### Exercise:
Repeat the lines that follow, leaving nothing out.

** start Record extracts **

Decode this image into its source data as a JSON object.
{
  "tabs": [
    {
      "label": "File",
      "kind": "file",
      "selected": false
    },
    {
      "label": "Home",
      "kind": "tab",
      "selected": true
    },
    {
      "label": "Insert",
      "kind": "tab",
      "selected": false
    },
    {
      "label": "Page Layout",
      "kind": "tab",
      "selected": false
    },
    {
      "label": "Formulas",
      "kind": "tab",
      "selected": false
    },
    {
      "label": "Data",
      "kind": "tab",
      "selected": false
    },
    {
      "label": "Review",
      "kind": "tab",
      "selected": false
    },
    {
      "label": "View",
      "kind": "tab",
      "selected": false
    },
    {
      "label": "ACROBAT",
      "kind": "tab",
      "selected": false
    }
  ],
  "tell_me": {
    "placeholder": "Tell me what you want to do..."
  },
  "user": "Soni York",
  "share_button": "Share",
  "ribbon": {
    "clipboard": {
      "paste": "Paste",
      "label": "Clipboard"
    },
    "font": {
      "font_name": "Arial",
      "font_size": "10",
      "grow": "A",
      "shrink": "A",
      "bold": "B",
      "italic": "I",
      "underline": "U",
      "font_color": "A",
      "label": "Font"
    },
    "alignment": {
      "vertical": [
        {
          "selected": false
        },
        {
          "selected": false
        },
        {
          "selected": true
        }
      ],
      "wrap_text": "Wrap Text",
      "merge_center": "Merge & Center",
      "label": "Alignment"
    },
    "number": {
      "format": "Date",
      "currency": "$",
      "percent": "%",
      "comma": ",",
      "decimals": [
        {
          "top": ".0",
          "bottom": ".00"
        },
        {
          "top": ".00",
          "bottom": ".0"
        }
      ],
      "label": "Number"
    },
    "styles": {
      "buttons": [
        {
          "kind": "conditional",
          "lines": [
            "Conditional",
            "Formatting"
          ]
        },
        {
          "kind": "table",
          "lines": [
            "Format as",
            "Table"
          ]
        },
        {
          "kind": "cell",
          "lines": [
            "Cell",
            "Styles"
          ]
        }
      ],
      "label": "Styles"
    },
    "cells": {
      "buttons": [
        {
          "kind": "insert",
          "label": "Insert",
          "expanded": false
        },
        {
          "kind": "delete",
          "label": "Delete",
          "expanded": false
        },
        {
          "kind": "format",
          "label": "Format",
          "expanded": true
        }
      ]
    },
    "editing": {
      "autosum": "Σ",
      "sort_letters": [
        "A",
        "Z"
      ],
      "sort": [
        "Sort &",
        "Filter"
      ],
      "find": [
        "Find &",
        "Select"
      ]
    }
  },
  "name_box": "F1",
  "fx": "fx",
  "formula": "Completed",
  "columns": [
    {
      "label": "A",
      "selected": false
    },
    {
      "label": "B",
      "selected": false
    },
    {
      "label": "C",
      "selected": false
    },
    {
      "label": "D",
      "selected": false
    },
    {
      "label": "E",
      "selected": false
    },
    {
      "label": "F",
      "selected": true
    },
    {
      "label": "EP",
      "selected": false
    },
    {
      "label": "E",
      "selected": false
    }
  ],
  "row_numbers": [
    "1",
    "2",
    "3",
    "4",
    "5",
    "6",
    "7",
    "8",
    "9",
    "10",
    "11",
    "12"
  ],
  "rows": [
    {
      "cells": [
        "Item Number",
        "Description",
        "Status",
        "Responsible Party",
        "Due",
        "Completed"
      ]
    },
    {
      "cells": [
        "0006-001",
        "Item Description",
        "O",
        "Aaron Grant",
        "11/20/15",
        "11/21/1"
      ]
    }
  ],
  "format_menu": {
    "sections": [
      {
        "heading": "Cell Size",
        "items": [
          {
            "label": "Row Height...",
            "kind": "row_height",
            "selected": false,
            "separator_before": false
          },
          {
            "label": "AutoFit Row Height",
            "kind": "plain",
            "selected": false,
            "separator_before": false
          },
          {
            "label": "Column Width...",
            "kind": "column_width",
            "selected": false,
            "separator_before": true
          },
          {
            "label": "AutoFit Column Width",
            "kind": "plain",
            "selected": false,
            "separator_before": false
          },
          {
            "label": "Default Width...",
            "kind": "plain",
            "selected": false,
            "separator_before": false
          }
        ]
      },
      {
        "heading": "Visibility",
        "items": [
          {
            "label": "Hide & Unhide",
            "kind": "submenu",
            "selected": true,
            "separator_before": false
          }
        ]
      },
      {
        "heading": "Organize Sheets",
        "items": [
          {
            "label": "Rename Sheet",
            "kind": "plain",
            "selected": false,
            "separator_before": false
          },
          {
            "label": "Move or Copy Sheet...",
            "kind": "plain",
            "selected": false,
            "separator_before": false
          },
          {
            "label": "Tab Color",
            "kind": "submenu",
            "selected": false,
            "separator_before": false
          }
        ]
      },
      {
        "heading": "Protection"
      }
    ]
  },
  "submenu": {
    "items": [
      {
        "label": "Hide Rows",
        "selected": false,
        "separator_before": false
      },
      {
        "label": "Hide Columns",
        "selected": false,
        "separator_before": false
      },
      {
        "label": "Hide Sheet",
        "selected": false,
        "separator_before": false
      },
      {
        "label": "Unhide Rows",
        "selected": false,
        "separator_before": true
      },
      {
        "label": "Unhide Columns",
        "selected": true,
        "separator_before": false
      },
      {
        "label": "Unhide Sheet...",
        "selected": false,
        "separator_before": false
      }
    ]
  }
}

** end Record extracts **

### Problem solution:
Decode this image into its source data as a JSON object.
{
  "tabs": [
    {
      "label": "File",
      "kind": "file",
      "selected": false
    },
    {
      "label": "Home",
      "kind": "tab",
      "selected": true
    },
    {
      "label": "Insert",
      "kind": "tab",
      "selected": false
    },
    {
      "label": "Page Layout",
      "kind": "tab",
      "selected": false
    },
    {
      "label": "Formulas",
      "kind": "tab",
      "selected": false
    },
    {
      "label": "Data",
      "kind": "tab",
      "selected": false
    },
    {
      "label": "Review",
      "kind": "tab",
      "selected": false
    },
    {
      "label": "View",
      "kind": "tab",
      "selected": false
    },
    {
      "label": "ACROBAT",
      "kind": "tab",
      "selected": false
    }
  ],
  "tell_me": {
    "placeholder": "Tell me what you want to do..."
  },
  "user": "Soni York",
  "share_button": "Share",
  "ribbon": {
    "clipboard": {
      "paste": "Paste",
      "label": "Clipboard"
    },
    "font": {
      "font_name": "Arial",
      "font_size": "10",
      "grow": "A",
      "shrink": "A",
      "bold": "B",
      "italic": "I",
      "underline": "U",
      "font_color": "A",
      "label": "Font"
    },
    "alignment": {
      "vertical": [
        {
          "selected": false
        },
        {
          "selected": false
        },
        {
          "selected": true
        }
      ],
      "wrap_text": "Wrap Text",
      "merge_center": "Merge & Center",
      "label": "Alignment"
    },
    "number": {
      "format": "Date",
      "currency": "$",
      "percent": "%",
      "comma": ",",
      "decimals": [
        {
          "top": ".0",
          "bottom": ".00"
        },
        {
          "top": ".00",
          "bottom": ".0"
        }
      ],
      "label": "Number"
    },
    "styles": {
      "buttons": [
        {
          "kind": "conditional",
          "lines": [
            "Conditional",
            "Formatting"
          ]
        },
        {
          "kind": "table",
          "lines": [
            "Format as",
            "Table"
          ]
        },
        {
          "kind": "cell",
          "lines": [
            "Cell",
            "Styles"
          ]
        }
      ],
      "label": "Styles"
    },
    "cells": {
      "buttons": [
        {
          "kind": "insert",
          "label": "Insert",
          "expanded": false
        },
        {
          "kind": "delete",
          "label": "Delete",
          "expanded": false
        },
        {
          "kind": "format",
          "label": "Format",
          "expanded": true
        }
      ]
    },
    "editing": {
      "autosum": "Σ",
      "sort_letters": [
        "A",
        "Z"
      ],
      "sort": [
        "Sort &",
        "Filter"
      ],
      "find": [
        "Find &",
        "Select"
      ]
    }
  },
  "name_box": "F1",
  "fx": "fx",
  "formula": "Completed",
  "columns": [
    {
      "label": "A",
      "selected": false
    },
    {
      "label": "B",
      "selected": false
    },
    {
      "label": "C",
      "selected": false
    },
    {
      "label": "D",
      "selected": false
    },
    {
      "label": "E",
      "selected": false
    },
    {
      "label": "F",
      "selected": true
    },
    {
      "label": "EP",
      "selected": false
    },
    {
      "label": "E",
      "selected": false
    }
  ],
  "row_numbers": [
    "1",
    "2",
    "3",
    "4",
    "5",
    "6",
    "7",
    "8",
    "9",
    "10",
    "11",
    "12"
  ],
  "rows": [
    {
      "cells": [
        "Item Number",
        "Description",
        "Status",
        "Responsible Party",
        "Due",
        "Completed"
      ]
    },
    {
      "cells": [
        "0006-001",
        "Item Description",
        "O",
        "Aaron Grant",
        "11/20/15",
        "11/21/1"
      ]
    }
  ],
  "format_menu": {
    "sections": [
      {
        "heading": "Cell Size",
        "items": [
          {
            "label": "Row Height...",
            "kind": "row_height",
            "selected": false,
            "separator_before": false
          },
          {
            "label": "AutoFit Row Height",
            "kind": "plain",
            "selected": false,
            "separator_before": false
          },
          {
            "label": "Column Width...",
            "kind": "column_width",
            "selected": false,
            "separator_before": true
          },
          {
            "label": "AutoFit Column Width",
            "kind": "plain",
            "selected": false,
            "separator_before": false
          },
          {
            "label": "Default Width...",
            "kind": "plain",
            "selected": false,
            "separator_before": false
          }
        ]
      },
      {
        "heading": "Visibility",
        "items": [
          {
            "label": "Hide & Unhide",
            "kind": "submenu",
            "selected": true,
            "separator_before": false
          }
        ]
      },
      {
        "heading": "Organize Sheets",
        "items": [
          {
            "label": "Rename Sheet",
            "kind": "plain",
            "selected": false,
            "separator_before": false
          },
          {
            "label": "Move or Copy Sheet...",
            "kind": "plain",
            "selected": false,
            "separator_before": false
          },
          {
            "label": "Tab Color",
            "kind": "submenu",
            "selected": false,
            "separator_before": false
          }
        ]
      },
      {
        "heading": "Protection"
      }
    ]
  },
  "submenu": {
    "items": [
      {
        "label": "Hide Rows",
        "selected": false,
        "separator_before": false
      },
      {
        "label": "Hide Columns",
        "selected": false,
        "separator_before": false
      },
      {
        "label": "Hide Sheet",
        "selected": false,
        "separator_before": false
      },
      {
        "label": "Unhide Rows",
        "selected": false,
        "separator_before": true
      },
      {
        "label": "Unhide Columns",
        "selected": true,
        "separator_before": false
      },
      {
        "label": "Unhide Sheet...",
        "selected": false,
        "separator_before": false
      }
    ]
  }
}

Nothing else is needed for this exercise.